● Aim of the task:
Report how many lines below contain the word "marker". Give only the number.

** Start Exercise inputs **

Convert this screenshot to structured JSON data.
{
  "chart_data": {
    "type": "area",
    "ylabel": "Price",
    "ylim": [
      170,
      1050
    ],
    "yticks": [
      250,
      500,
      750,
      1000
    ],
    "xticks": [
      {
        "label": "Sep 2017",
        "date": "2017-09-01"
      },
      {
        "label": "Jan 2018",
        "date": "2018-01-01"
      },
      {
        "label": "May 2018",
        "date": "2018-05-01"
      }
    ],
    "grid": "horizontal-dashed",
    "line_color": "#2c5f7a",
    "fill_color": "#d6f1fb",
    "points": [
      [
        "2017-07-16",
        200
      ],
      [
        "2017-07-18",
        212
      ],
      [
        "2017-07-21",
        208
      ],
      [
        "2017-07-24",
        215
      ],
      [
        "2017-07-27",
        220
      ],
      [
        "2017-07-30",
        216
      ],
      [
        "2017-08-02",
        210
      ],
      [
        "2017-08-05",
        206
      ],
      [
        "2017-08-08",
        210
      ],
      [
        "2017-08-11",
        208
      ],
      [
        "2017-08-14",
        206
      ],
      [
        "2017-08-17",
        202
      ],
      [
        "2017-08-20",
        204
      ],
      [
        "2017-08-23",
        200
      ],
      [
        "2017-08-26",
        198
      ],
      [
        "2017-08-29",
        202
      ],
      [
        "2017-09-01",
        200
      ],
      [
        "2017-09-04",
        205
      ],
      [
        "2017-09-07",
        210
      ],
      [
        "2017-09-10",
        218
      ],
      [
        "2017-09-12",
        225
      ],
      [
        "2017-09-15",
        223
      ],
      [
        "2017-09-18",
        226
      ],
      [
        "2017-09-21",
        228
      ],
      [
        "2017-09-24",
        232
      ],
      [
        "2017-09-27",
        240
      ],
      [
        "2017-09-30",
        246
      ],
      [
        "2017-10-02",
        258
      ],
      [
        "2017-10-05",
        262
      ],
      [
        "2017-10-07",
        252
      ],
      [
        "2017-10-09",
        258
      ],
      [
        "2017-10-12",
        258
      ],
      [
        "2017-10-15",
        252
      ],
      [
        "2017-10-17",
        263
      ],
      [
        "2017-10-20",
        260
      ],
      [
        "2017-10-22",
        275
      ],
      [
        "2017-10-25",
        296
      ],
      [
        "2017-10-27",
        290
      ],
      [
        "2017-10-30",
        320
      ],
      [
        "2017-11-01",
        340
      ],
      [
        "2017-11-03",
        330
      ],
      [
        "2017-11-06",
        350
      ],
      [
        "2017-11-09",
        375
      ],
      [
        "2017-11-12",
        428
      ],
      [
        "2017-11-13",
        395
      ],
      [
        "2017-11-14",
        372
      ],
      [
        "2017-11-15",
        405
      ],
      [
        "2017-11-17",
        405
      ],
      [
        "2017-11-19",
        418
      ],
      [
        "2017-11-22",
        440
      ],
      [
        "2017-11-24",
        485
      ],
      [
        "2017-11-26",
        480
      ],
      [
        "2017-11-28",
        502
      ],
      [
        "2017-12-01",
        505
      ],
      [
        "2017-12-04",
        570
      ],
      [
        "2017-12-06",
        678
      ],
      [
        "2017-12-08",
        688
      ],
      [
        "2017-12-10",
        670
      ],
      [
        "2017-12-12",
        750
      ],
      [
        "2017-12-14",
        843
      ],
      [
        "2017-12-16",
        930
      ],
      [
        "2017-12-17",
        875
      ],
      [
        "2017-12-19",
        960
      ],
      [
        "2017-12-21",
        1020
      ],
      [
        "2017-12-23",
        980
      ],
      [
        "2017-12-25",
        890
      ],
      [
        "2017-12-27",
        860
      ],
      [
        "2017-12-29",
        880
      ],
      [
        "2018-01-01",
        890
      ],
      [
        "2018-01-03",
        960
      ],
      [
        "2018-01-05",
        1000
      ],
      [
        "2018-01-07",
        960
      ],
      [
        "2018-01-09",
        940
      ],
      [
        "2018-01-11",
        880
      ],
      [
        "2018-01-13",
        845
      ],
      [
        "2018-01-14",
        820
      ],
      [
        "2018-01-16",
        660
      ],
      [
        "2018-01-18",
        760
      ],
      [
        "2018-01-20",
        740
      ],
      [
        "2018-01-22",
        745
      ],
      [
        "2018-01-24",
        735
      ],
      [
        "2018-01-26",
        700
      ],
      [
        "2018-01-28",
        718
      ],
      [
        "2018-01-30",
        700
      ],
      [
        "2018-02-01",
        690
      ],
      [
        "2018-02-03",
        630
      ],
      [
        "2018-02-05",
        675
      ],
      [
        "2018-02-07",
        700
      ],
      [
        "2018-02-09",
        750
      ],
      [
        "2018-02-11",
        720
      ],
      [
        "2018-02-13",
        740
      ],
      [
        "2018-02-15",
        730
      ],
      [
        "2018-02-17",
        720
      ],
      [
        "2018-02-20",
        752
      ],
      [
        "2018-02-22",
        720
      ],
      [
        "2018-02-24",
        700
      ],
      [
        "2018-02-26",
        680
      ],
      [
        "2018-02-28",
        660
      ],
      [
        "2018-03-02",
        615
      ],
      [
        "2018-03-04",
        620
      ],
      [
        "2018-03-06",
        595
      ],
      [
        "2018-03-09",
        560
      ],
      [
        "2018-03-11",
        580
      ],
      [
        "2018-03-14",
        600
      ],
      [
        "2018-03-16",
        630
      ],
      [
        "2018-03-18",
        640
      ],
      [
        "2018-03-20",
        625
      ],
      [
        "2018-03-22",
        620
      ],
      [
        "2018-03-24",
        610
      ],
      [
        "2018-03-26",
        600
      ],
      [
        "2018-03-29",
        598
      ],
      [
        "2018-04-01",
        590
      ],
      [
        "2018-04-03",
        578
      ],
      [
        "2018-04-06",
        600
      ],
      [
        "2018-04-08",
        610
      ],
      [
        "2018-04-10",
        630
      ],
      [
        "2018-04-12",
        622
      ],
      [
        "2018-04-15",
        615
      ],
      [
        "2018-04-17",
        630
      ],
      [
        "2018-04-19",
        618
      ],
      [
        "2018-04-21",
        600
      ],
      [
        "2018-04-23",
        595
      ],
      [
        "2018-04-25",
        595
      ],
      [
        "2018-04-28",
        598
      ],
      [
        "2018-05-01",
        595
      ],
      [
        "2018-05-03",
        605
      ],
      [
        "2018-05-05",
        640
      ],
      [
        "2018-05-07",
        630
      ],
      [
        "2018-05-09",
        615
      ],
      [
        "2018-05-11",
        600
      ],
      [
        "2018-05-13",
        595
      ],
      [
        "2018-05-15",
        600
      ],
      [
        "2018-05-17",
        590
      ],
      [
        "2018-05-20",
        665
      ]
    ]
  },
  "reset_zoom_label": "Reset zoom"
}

** End Exercise inputs **
** Start Exercise inputs **

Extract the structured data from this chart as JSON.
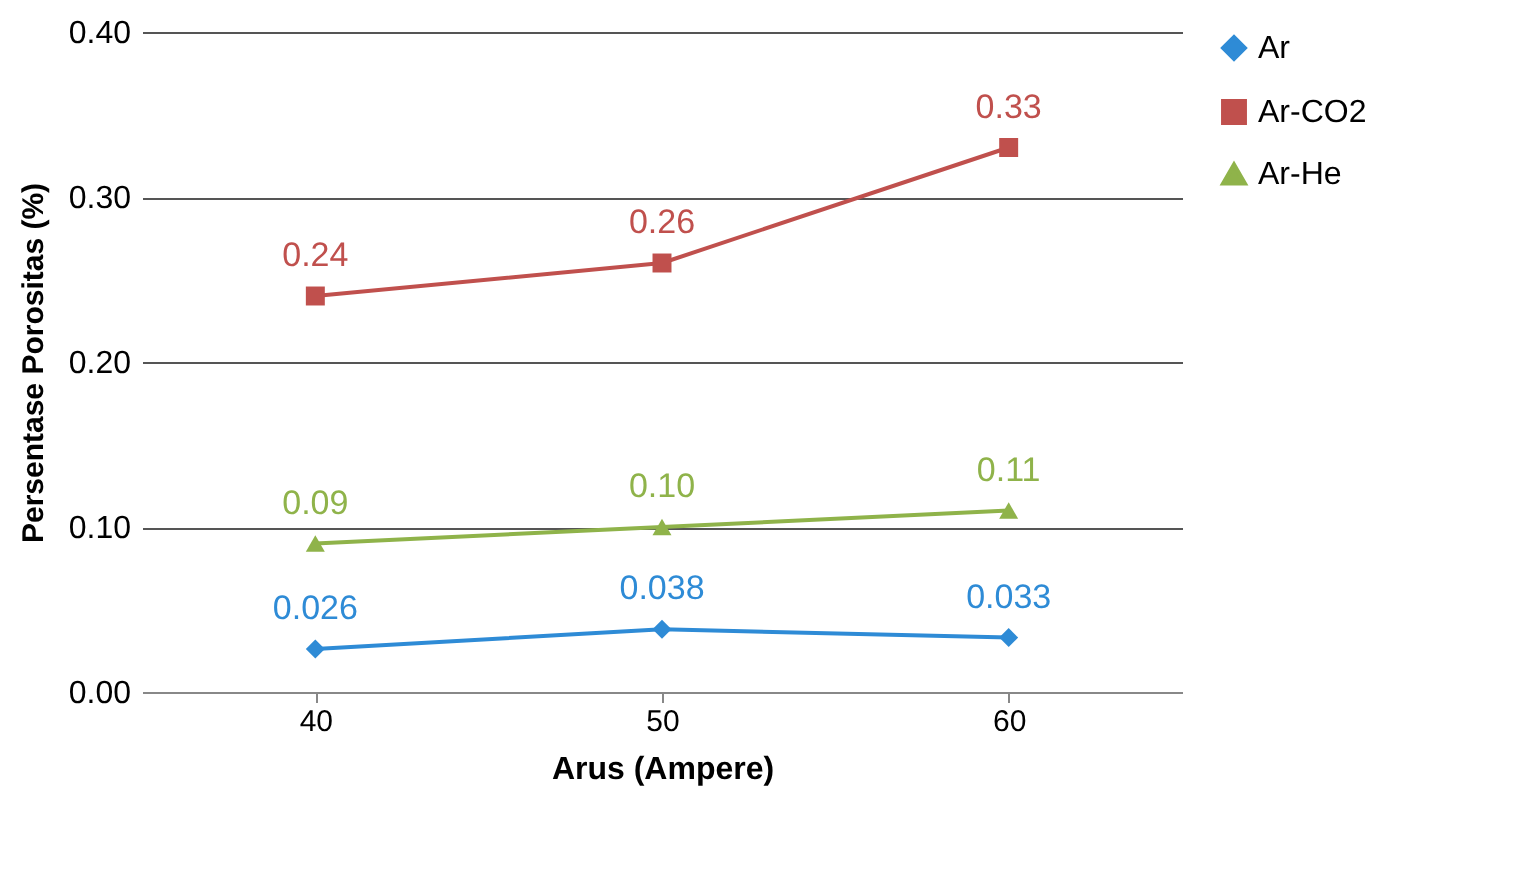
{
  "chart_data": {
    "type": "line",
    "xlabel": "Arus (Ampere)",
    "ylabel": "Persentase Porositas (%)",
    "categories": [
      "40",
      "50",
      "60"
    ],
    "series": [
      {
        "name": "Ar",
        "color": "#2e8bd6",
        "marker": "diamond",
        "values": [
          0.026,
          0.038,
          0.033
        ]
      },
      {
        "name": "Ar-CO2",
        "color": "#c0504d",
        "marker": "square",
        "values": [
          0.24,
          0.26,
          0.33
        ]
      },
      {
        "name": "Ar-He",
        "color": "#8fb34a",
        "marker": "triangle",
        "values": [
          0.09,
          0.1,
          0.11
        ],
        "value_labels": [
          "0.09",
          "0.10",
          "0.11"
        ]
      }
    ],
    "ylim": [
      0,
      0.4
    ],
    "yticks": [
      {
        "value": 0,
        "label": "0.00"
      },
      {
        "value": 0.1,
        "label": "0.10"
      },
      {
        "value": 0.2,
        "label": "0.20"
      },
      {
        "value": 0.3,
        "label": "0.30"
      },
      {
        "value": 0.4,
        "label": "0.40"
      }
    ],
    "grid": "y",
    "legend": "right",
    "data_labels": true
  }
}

** End Exercise inputs **
** Start Exercise inputs **

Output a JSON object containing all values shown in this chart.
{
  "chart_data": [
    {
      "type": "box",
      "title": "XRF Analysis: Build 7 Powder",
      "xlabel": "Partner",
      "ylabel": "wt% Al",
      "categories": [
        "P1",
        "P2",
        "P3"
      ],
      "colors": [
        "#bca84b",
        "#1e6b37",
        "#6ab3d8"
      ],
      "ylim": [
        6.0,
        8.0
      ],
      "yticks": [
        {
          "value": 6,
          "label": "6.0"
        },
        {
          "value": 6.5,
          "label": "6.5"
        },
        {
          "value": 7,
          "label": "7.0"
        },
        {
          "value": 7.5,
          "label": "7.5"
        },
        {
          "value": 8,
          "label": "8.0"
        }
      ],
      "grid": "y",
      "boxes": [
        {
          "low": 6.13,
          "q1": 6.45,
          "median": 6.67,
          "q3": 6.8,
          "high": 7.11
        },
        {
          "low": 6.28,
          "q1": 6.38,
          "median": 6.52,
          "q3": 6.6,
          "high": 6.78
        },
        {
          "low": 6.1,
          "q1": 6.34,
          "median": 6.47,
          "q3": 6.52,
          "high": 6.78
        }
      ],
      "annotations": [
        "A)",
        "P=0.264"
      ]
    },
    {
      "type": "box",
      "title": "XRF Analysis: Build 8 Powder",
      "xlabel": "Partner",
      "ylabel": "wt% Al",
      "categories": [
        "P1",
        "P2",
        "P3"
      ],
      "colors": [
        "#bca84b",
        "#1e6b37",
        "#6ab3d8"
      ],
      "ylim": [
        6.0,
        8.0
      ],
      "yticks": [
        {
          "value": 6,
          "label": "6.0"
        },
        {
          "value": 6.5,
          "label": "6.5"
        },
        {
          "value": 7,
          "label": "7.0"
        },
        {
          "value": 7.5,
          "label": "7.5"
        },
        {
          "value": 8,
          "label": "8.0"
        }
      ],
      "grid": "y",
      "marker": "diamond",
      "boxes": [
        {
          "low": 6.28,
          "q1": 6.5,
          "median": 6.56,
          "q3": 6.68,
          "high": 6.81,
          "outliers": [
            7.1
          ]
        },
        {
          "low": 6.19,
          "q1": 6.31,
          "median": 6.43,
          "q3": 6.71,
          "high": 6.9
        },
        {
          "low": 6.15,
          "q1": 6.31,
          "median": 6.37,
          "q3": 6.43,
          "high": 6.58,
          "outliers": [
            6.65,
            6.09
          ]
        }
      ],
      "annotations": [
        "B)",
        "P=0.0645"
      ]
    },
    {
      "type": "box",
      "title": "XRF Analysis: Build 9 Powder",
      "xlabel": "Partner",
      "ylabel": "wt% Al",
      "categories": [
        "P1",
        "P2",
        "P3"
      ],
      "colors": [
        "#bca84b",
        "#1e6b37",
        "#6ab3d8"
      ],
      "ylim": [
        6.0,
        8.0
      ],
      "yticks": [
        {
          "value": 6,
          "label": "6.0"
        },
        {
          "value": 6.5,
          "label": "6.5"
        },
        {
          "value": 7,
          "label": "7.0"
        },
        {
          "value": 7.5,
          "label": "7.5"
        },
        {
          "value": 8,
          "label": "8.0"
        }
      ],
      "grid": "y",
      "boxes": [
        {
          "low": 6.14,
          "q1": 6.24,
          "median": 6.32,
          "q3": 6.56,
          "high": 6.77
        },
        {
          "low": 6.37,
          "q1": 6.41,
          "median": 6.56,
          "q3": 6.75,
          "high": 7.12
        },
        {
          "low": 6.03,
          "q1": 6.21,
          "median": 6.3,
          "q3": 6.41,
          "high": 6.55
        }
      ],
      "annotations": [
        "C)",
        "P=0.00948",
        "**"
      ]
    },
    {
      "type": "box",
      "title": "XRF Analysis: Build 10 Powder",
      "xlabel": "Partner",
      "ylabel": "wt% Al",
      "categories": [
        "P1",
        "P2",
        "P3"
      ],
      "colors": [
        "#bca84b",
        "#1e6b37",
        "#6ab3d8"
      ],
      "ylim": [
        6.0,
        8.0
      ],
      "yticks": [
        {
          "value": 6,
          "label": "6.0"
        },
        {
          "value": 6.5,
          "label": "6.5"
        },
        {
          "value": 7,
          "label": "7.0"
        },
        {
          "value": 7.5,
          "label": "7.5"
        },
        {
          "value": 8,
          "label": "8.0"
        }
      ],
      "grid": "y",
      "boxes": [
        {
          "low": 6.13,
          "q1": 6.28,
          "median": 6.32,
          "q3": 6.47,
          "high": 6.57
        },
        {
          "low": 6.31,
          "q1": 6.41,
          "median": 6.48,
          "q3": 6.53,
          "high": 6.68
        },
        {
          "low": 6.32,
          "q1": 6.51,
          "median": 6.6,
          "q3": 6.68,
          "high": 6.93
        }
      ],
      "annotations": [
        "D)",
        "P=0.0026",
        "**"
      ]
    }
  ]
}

** End Exercise inputs **

● Response below:
4